PROBLEM
Search the material for the word "JSON" and report each line where it turns up.

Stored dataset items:
▼
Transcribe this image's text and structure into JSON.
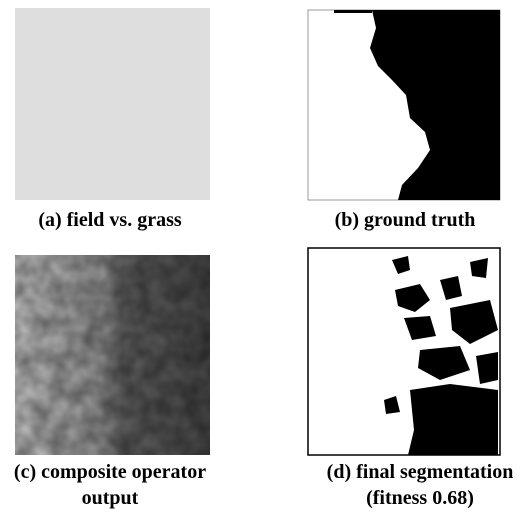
{
  "panels": [
    {
      "caption": [
        "(a) field vs. grass"
      ]
    },
    {
      "caption": [
        "(b) ground truth"
      ]
    },
    {
      "caption": [
        "(c) composite operator",
        "output"
      ]
    },
    {
      "caption": [
        "(d) final segmentation",
        "(fitness 0.68)"
      ]
    }
  ]
}
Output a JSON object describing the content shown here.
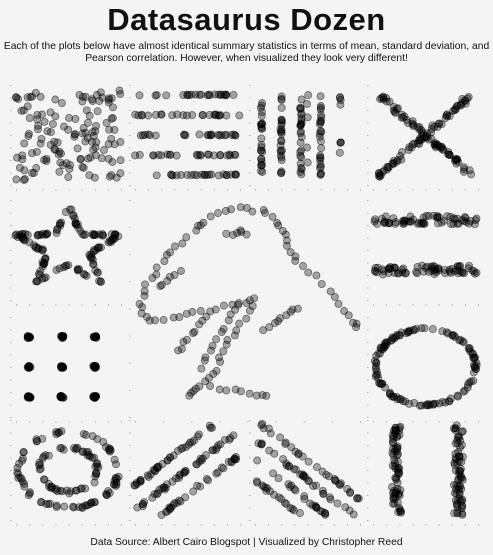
{
  "title": "Datasaurus Dozen",
  "subtitle": "Each of the plots below have almost identical summary statistics in terms of mean, standard deviation, and Pearson correlation. However, when visualized they look very different!",
  "source": "Data Source: Albert Cairo Blogspot | Visualized by Christopher Reed",
  "chart_data": [
    {
      "type": "scatter",
      "dataset": "away",
      "shape": "scattered blob filling the panel",
      "xlim": [
        15,
        95
      ],
      "ylim": [
        0,
        100
      ]
    },
    {
      "type": "scatter",
      "dataset": "h_lines",
      "shape": "five horizontal rows of points",
      "xlim": [
        15,
        95
      ],
      "ylim": [
        0,
        100
      ]
    },
    {
      "type": "scatter",
      "dataset": "v_lines",
      "shape": "six vertical columns of points",
      "xlim": [
        15,
        95
      ],
      "ylim": [
        0,
        100
      ]
    },
    {
      "type": "scatter",
      "dataset": "x_shape",
      "shape": "two crossing diagonal arms",
      "xlim": [
        15,
        95
      ],
      "ylim": [
        0,
        100
      ]
    },
    {
      "type": "scatter",
      "dataset": "star",
      "shape": "five-pointed star outline",
      "xlim": [
        15,
        95
      ],
      "ylim": [
        0,
        100
      ]
    },
    {
      "type": "scatter",
      "dataset": "dino",
      "shape": "dinosaur silhouette (large center panel)",
      "xlim": [
        15,
        95
      ],
      "ylim": [
        0,
        100
      ]
    },
    {
      "type": "scatter",
      "dataset": "high_lines",
      "shape": "two horizontal bands",
      "xlim": [
        15,
        95
      ],
      "ylim": [
        0,
        100
      ]
    },
    {
      "type": "scatter",
      "dataset": "dots",
      "shape": "3 x 3 grid of tight clusters",
      "xlim": [
        15,
        95
      ],
      "ylim": [
        0,
        100
      ]
    },
    {
      "type": "scatter",
      "dataset": "circle",
      "shape": "single ring",
      "xlim": [
        15,
        95
      ],
      "ylim": [
        0,
        100
      ]
    },
    {
      "type": "scatter",
      "dataset": "bullseye",
      "shape": "two concentric rings",
      "xlim": [
        15,
        95
      ],
      "ylim": [
        0,
        100
      ]
    },
    {
      "type": "scatter",
      "dataset": "slant_up",
      "shape": "parallel upward diagonal stripes",
      "xlim": [
        15,
        95
      ],
      "ylim": [
        0,
        100
      ]
    },
    {
      "type": "scatter",
      "dataset": "slant_down",
      "shape": "parallel downward diagonal stripes",
      "xlim": [
        15,
        95
      ],
      "ylim": [
        0,
        100
      ]
    },
    {
      "type": "scatter",
      "dataset": "wide_lines",
      "shape": "two wide vertical bands",
      "xlim": [
        15,
        95
      ],
      "ylim": [
        0,
        100
      ]
    }
  ],
  "colors": {
    "background": "#f4f4f4",
    "points": "#000000",
    "ticks": "#aaaaaa"
  }
}
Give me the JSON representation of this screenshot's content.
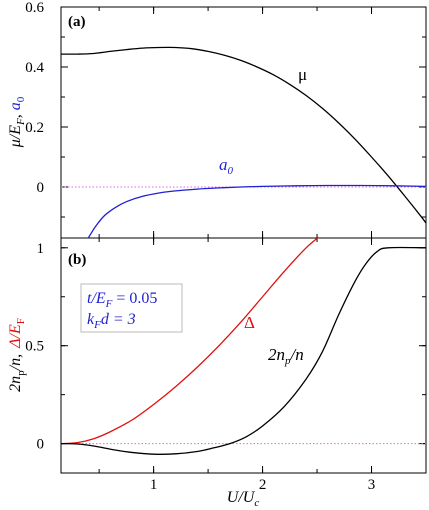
{
  "chart_data": [
    {
      "type": "line",
      "panel_label": "(a)",
      "xlabel": "",
      "ylabel": {
        "black": "μ/E",
        "black_sub": "F",
        "sep": ",",
        "blue": "a",
        "blue_sub": "0"
      },
      "xlim": [
        0.15,
        3.5
      ],
      "ylim": [
        -0.17,
        0.6
      ],
      "yticks": [
        "0.6",
        "0.4",
        "0.2",
        "0"
      ],
      "ytick_values": [
        0.6,
        0.4,
        0.2,
        0
      ],
      "xticks_values": [
        1,
        2,
        3
      ],
      "series": [
        {
          "name": "μ",
          "color": "#000000",
          "x": [
            0.15,
            0.3,
            0.45,
            0.6,
            0.75,
            0.9,
            1.05,
            1.2,
            1.35,
            1.5,
            1.65,
            1.8,
            1.95,
            2.1,
            2.25,
            2.4,
            2.55,
            2.7,
            2.85,
            3.0,
            3.15,
            3.3,
            3.45,
            3.5
          ],
          "y": [
            0.443,
            0.443,
            0.445,
            0.452,
            0.458,
            0.463,
            0.465,
            0.465,
            0.461,
            0.452,
            0.439,
            0.422,
            0.4,
            0.374,
            0.342,
            0.305,
            0.262,
            0.213,
            0.159,
            0.1,
            0.038,
            -0.028,
            -0.096,
            -0.12
          ]
        },
        {
          "name": "a₀",
          "color": "#1f1fd6",
          "x": [
            0.4,
            0.47,
            0.55,
            0.65,
            0.75,
            0.9,
            1.05,
            1.2,
            1.4,
            1.6,
            1.8,
            2.0,
            2.3,
            2.6,
            2.9,
            3.2,
            3.5
          ],
          "y": [
            -0.17,
            -0.13,
            -0.095,
            -0.068,
            -0.049,
            -0.031,
            -0.02,
            -0.013,
            -0.007,
            -0.003,
            0.0,
            0.002,
            0.004,
            0.005,
            0.005,
            0.004,
            0.002
          ]
        }
      ],
      "reference_line": {
        "y": 0,
        "color": "#e066e0",
        "style": "dotted"
      },
      "annotations": [
        {
          "text": "μ",
          "color": "#000000"
        },
        {
          "text": "a",
          "sub": "0",
          "color": "#1f1fd6"
        }
      ]
    },
    {
      "type": "line",
      "panel_label": "(b)",
      "xlabel": {
        "main": "U/U",
        "sub": "c"
      },
      "ylabel": {
        "black": "2n",
        "black_sub": "p",
        "black_rest": "/n,",
        "red": "Δ/E",
        "red_sub": "F"
      },
      "xlim": [
        0.15,
        3.5
      ],
      "ylim": [
        -0.15,
        1.05
      ],
      "yticks": [
        "1",
        "0.5",
        "0"
      ],
      "ytick_values": [
        1,
        0.5,
        0
      ],
      "xticks": [
        "1",
        "2",
        "3"
      ],
      "xtick_values": [
        1,
        2,
        3
      ],
      "series": [
        {
          "name": "Δ",
          "color": "#e01010",
          "x": [
            0.15,
            0.3,
            0.45,
            0.6,
            0.8,
            1.0,
            1.2,
            1.4,
            1.6,
            1.8,
            2.0,
            2.2,
            2.4,
            2.55
          ],
          "y": [
            0.0,
            0.005,
            0.025,
            0.06,
            0.12,
            0.2,
            0.29,
            0.39,
            0.5,
            0.62,
            0.75,
            0.88,
            1.0,
            1.07
          ]
        },
        {
          "name": "2n_p/n",
          "color": "#000000",
          "x": [
            0.15,
            0.3,
            0.45,
            0.6,
            0.8,
            1.0,
            1.2,
            1.4,
            1.55,
            1.7,
            1.85,
            2.0,
            2.2,
            2.4,
            2.55,
            2.7,
            2.85,
            2.95,
            3.05,
            3.15,
            3.5
          ],
          "y": [
            0.0,
            -0.002,
            -0.012,
            -0.028,
            -0.045,
            -0.054,
            -0.052,
            -0.04,
            -0.022,
            0.0,
            0.035,
            0.09,
            0.19,
            0.33,
            0.47,
            0.66,
            0.83,
            0.92,
            0.98,
            1.0,
            1.0
          ]
        }
      ],
      "reference_line": {
        "y": 0,
        "color": "#e066e0",
        "style": "dotted"
      },
      "annotations": [
        {
          "text": "Δ",
          "color": "#e01010"
        },
        {
          "text": "2n",
          "sub": "p",
          "rest": "/n",
          "color": "#000000"
        }
      ],
      "legend_box": {
        "line1": {
          "main": "t/E",
          "sub": "F",
          "rest": " = 0.05"
        },
        "line2": {
          "main": "k",
          "sub": "F",
          "rest": "d = 3"
        },
        "color": "#1f1fd6"
      }
    }
  ]
}
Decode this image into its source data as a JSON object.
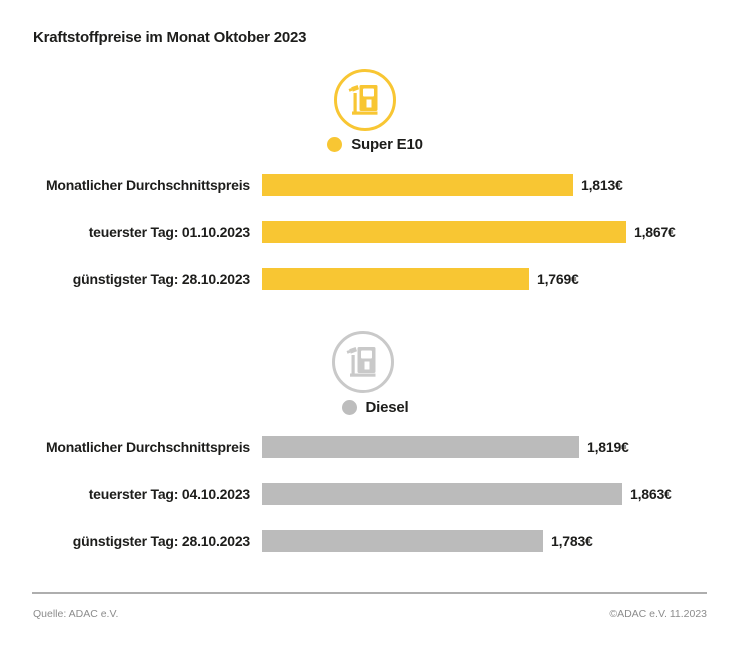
▲
CORRECT RESULT
Transcribe this image's text and structure into JSON.
Output a JSON object describing the content shown here.
Give me the JSON representation of this screenshot's content.
Decode this image into its source data as a JSON object.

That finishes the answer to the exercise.